* _DOCUMENT SECTION_:
— start —
Improved Variational Bayes Gaussian Splatting

ImprovedVBGS is a faster implementation of VBGS training. Using sparse top-M CAVI responsibilities, a densification strategy and improved reassignment. On an NVIDIA 3070Ti a 200 frame training is completed in <1 minute which is a significant improvement (280x) over the baseline ~234 minutes on an NVIDIA A500 which would OOM on 8GB of VRAM. It is also a significant improvement on the follow up paper which reports ~61 minutes on the same hardware (code unavailable).

Current Lego static-reassignment run: 100k components, 200 frames, 2.7 min training, 21.42 dB validation PSNR.

Current TUM freiburg1_xyz 100k-component unified run, highest-PSNR validation prediction.

Install

Requirements: Python 3.11, CUDA GPU, JAX CUDA build.

cd src/vbgs
conda create -n improved-vbgs python=3.11 -y
conda activate improved-vbgs
bash install_deps.sh
pip install -e .[gpu]

External repositories belong under third_party/, not src/.

Outputs

Generated runs go under src/vbgs/output/. Do not write experiment outputs to src/vbgs/scripts/data/; output path validation rejects that layout. Run names are shortened automatically.

Blender Objects

Download NeRF Synthetic Blender data:

mkdir -p data/blender
wget http://cseweb.ucsd.edu/~viscomp/projects/LF/papers/ECCV20/nerf/nerf_synthetic.zip \
  -O data/blender/nerf_synthetic.zip
unzip data/blender/nerf_synthetic.zip -d data/blender

Convert Lego to the standard scene format:

python src/preprocess/preprocess.py blender \
  --input data/blender/lego \
  --output data/scenes/lego

Convert all Blender scenes:

for scene in chair drums ficus hotdog lego materials mic ship; do
  python src/preprocess/preprocess.py blender \
    --input "data/blender/${scene}" \
    --output "data/scenes/${scene}"
— end —
* _BRIEF 1_: Swap "training" for "fitting" in everything from "Improved Variational Bayes" down to "dB validation PSNR." of the ImprovedVBGS overview, and give that stretch with the change made.

* _RECORDS FOR THE EXERCISE_:
— start —
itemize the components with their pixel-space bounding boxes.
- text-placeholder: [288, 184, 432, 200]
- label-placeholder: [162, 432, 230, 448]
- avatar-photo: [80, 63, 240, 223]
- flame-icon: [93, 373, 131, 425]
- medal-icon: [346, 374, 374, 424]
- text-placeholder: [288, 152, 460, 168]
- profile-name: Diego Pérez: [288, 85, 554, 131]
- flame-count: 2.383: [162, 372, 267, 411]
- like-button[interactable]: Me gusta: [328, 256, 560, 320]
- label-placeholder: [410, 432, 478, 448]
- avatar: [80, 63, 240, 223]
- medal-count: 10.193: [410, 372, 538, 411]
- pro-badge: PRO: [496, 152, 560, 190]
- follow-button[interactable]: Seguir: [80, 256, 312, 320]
— end —
* _BRIEF 2_: Repeat the whole listing above line for line, with nothing altered.

* _EXPECTED ANSWER 1_:
Improved Variational Bayes Gaussian Splatting

ImprovedVBGS is a faster implementation of VBGS fitting. Using sparse top-M CAVI responsibilities, a densification strategy and improved reassignment. On an NVIDIA 3070Ti a 200 frame fitting is completed in <1 minute which is a significant improvement (280x) over the baseline ~234 minutes on an NVIDIA A500 which would OOM on 8GB of VRAM. It is also a significant improvement on the follow up paper which reports ~61 minutes on the same hardware (code unavailable).

Current Lego static-reassignment run: 100k components, 200 frames, 2.7 min fitting, 21.42 dB validation PSNR.

* _EXPECTED ANSWER 2_:
itemize the components with their pixel-space bounding boxes.
- text-placeholder: [288, 184, 432, 200]
- label-placeholder: [162, 432, 230, 448]
- avatar-photo: [80, 63, 240, 223]
- flame-icon: [93, 373, 131, 425]
- medal-icon: [346, 374, 374, 424]
- text-placeholder: [288, 152, 460, 168]
- profile-name: Diego Pérez: [288, 85, 554, 131]
- flame-count: 2.383: [162, 372, 267, 411]
- like-button[interactable]: Me gusta: [328, 256, 560, 320]
- label-placeholder: [410, 432, 478, 448]
- avatar: [80, 63, 240, 223]
- medal-count: 10.193: [410, 372, 538, 411]
- pro-badge: PRO: [496, 152, 560, 190]
- follow-button[interactable]: Seguir: [80, 256, 312, 320]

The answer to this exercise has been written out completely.